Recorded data
════════

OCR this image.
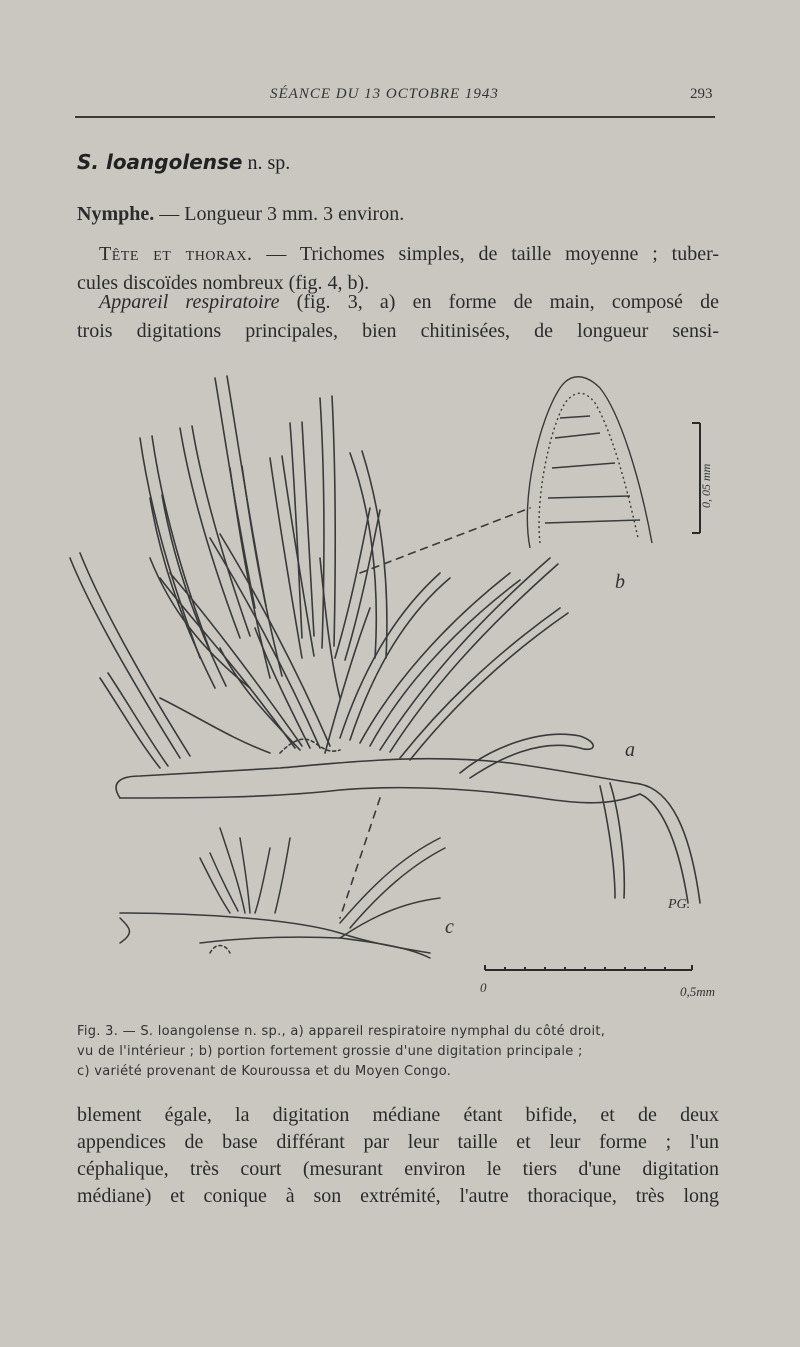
SÉANCE DU 13 OCTOBRE 1943	293
S. loangolense n. sp.
Nymphe. — Longueur 3 mm. 3 environ.
Tête et thorax. — Trichomes simples, de taille moyenne ; tuber-
cules discoïdes nombreux (fig. 4, b).
Appareil respiratoire (fig. 3, a) en forme de main, composé de
trois digitations principales, bien chitinisées, de longueur sensi-
b
a
c
0, 05 mm
0	0,5mm
PG.
Fig. 3. — S. loangolense n. sp., a) appareil respiratoire nymphal du côté droit,
vu de l'intérieur ; b) portion fortement grossie d'une digitation principale ;
c) variété provenant de Kouroussa et du Moyen Congo.
blement égale, la digitation médiane étant bifide, et de deux
appendices de base différant par leur taille et leur forme ; l'un
céphalique, très court (mesurant environ le tiers d'une digitation
médiane) et conique à son extrémité, l'autre thoracique, très long
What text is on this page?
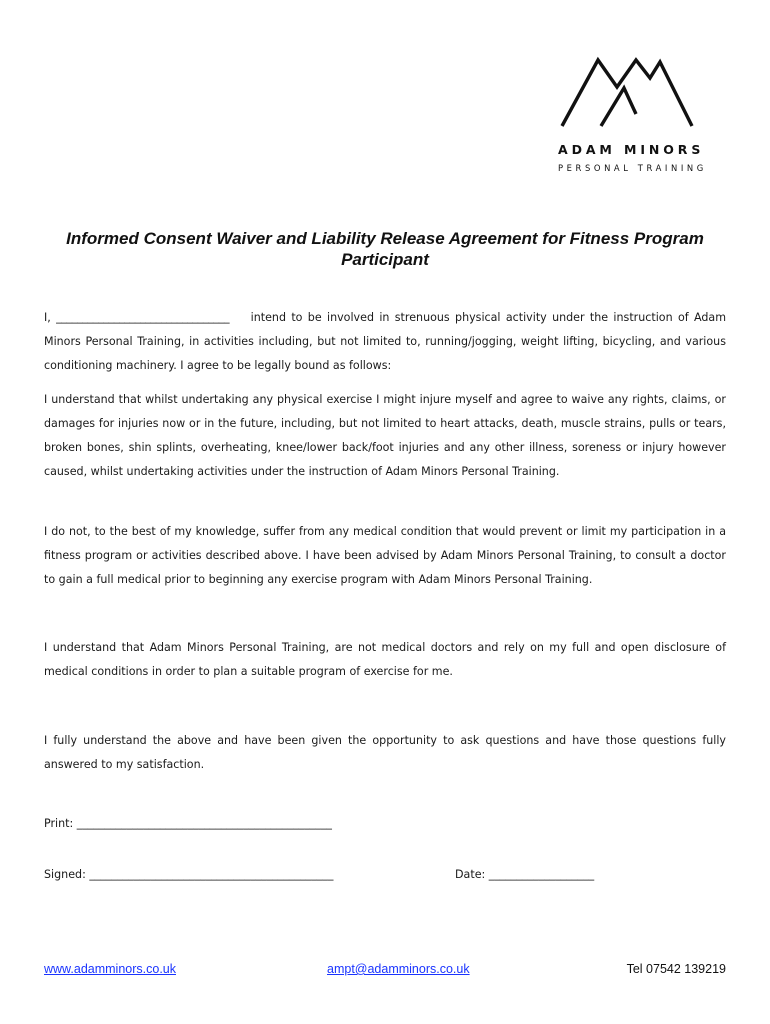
ADAM MINORS
PERSONAL TRAINING
Informed Consent Waiver and Liability Release Agreement for Fitness Program Participant
I, _________________________________ intend to be involved in strenuous physical activity under the instruction of Adam Minors Personal Training, in activities including, but not limited to, running/jogging, weight lifting, bicycling, and various conditioning machinery. I agree to be legally bound as follows:
I understand that whilst undertaking any physical exercise I might injure myself and agree to waive any rights, claims, or damages for injuries now or in the future, including, but not limited to heart attacks, death, muscle strains, pulls or tears, broken bones, shin splints, overheating, knee/lower back/foot injuries and any other illness, soreness or injury however caused, whilst undertaking activities under the instruction of Adam Minors Personal Training.
I do not, to the best of my knowledge, suffer from any medical condition that would prevent or limit my participation in a fitness program or activities described above. I have been advised by Adam Minors Personal Training, to consult a doctor to gain a full medical prior to beginning any exercise program with Adam Minors Personal Training.
I understand that Adam Minors Personal Training, are not medical doctors and rely on my full and open disclosure of medical conditions in order to plan a suitable program of exercise for me.
I fully understand the above and have been given the opportunity to ask questions and have those questions fully answered to my satisfaction.
Print: ______________________________________________
Signed: ____________________________________________	Date: ___________________
www.adamminors.co.uk	ampt@adamminors.co.uk	Tel 07542 139219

════════

• _WHAT THE TASK ASKS_
In your copy of the records, include no pictures; repeat everything else exactly.

• _RESPONSE_
OCR this image.
SÉANCE DU 13 OCTOBRE 1943	293
S. loangolense n. sp.
Nymphe. — Longueur 3 mm. 3 environ.
Tête et thorax. — Trichomes simples, de taille moyenne ; tuber-
cules discoïdes nombreux (fig. 4, b).
Appareil respiratoire (fig. 3, a) en forme de main, composé de
trois digitations principales, bien chitinisées, de longueur sensi-
b
a
c
0, 05 mm
0	0,5mm
PG.
Fig. 3. — S. loangolense n. sp., a) appareil respiratoire nymphal du côté droit,
vu de l'intérieur ; b) portion fortement grossie d'une digitation principale ;
c) variété provenant de Kouroussa et du Moyen Congo.
blement égale, la digitation médiane étant bifide, et de deux
appendices de base différant par leur taille et leur forme ; l'un
céphalique, très court (mesurant environ le tiers d'une digitation
médiane) et conique à son extrémité, l'autre thoracique, très long
What text is on this page?
ADAM MINORS
PERSONAL TRAINING
Informed Consent Waiver and Liability Release Agreement for Fitness Program Participant
I, _________________________________ intend to be involved in strenuous physical activity under the instruction of Adam Minors Personal Training, in activities including, but not limited to, running/jogging, weight lifting, bicycling, and various conditioning machinery. I agree to be legally bound as follows:
I understand that whilst undertaking any physical exercise I might injure myself and agree to waive any rights, claims, or damages for injuries now or in the future, including, but not limited to heart attacks, death, muscle strains, pulls or tears, broken bones, shin splints, overheating, knee/lower back/foot injuries and any other illness, soreness or injury however caused, whilst undertaking activities under the instruction of Adam Minors Personal Training.
I do not, to the best of my knowledge, suffer from any medical condition that would prevent or limit my participation in a fitness program or activities described above. I have been advised by Adam Minors Personal Training, to consult a doctor to gain a full medical prior to beginning any exercise program with Adam Minors Personal Training.
I understand that Adam Minors Personal Training, are not medical doctors and rely on my full and open disclosure of medical conditions in order to plan a suitable program of exercise for me.
I fully understand the above and have been given the opportunity to ask questions and have those questions fully answered to my satisfaction.
Print: ______________________________________________
Signed: ____________________________________________	Date: ___________________
www.adamminors.co.uk	ampt@adamminors.co.uk	Tel 07542 139219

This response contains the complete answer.